State how many lines include "color", giving the number by itself.

Extracted records
────────────────────
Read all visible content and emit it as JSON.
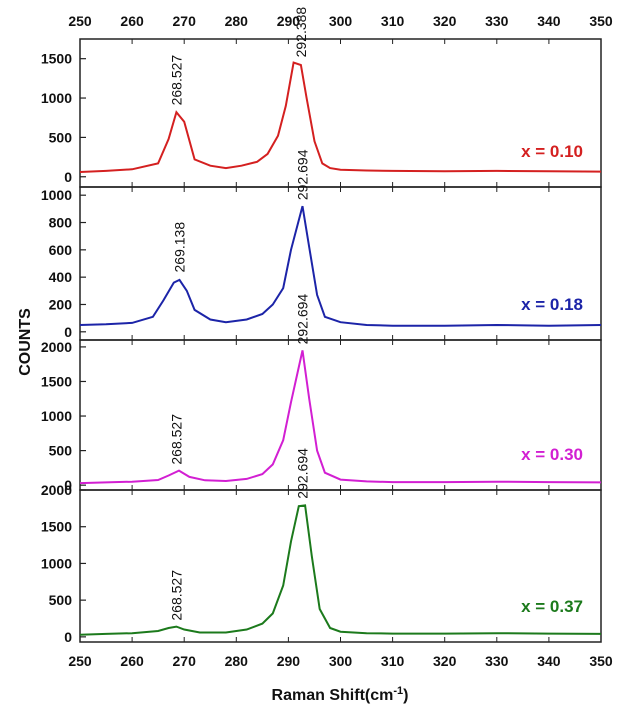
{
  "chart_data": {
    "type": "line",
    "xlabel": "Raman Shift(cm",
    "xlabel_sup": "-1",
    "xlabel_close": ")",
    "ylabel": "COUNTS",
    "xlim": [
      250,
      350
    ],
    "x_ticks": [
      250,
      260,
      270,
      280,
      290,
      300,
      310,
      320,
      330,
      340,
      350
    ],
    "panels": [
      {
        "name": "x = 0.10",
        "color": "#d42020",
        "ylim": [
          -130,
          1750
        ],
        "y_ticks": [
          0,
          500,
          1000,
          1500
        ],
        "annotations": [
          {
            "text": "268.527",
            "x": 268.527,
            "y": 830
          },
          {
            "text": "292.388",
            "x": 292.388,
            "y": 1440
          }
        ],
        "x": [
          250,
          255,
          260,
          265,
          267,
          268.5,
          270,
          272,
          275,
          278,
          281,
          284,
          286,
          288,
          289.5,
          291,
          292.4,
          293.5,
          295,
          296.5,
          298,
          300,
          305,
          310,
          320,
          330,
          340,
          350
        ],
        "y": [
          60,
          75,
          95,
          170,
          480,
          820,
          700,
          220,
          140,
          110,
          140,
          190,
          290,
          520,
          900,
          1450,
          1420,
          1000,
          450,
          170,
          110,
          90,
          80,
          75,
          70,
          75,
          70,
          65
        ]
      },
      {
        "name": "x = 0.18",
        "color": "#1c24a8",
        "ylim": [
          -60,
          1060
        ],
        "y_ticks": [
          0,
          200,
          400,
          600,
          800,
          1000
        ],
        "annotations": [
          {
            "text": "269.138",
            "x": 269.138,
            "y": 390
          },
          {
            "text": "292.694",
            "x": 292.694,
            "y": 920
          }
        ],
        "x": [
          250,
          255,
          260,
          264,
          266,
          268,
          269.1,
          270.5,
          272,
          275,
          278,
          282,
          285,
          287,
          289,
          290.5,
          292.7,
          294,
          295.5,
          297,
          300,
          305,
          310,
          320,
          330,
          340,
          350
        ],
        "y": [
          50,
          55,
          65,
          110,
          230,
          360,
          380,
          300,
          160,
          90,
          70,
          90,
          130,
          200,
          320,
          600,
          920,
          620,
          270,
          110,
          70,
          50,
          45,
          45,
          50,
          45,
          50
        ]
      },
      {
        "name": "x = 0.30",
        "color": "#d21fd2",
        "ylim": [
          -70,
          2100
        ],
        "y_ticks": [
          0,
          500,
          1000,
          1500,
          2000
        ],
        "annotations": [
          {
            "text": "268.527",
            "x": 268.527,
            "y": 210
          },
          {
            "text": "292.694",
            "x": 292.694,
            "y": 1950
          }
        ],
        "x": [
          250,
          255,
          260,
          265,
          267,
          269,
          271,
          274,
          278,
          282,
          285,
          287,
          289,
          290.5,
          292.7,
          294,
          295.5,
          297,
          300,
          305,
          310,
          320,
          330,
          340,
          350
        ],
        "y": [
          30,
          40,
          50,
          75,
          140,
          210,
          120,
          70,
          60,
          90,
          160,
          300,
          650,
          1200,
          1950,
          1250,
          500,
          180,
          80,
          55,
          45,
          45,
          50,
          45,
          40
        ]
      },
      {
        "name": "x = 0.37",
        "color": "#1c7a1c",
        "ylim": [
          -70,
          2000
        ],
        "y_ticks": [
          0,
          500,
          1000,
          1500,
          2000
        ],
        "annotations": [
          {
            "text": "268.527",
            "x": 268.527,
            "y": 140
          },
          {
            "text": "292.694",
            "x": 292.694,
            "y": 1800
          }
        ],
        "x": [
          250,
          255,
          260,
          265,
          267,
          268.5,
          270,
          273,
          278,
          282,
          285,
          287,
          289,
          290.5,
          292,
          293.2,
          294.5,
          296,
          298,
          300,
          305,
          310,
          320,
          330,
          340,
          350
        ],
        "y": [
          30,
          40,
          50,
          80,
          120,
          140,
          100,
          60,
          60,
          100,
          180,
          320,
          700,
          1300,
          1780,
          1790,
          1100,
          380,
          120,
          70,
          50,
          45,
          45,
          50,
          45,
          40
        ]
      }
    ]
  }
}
────────────────────
Written solution:
4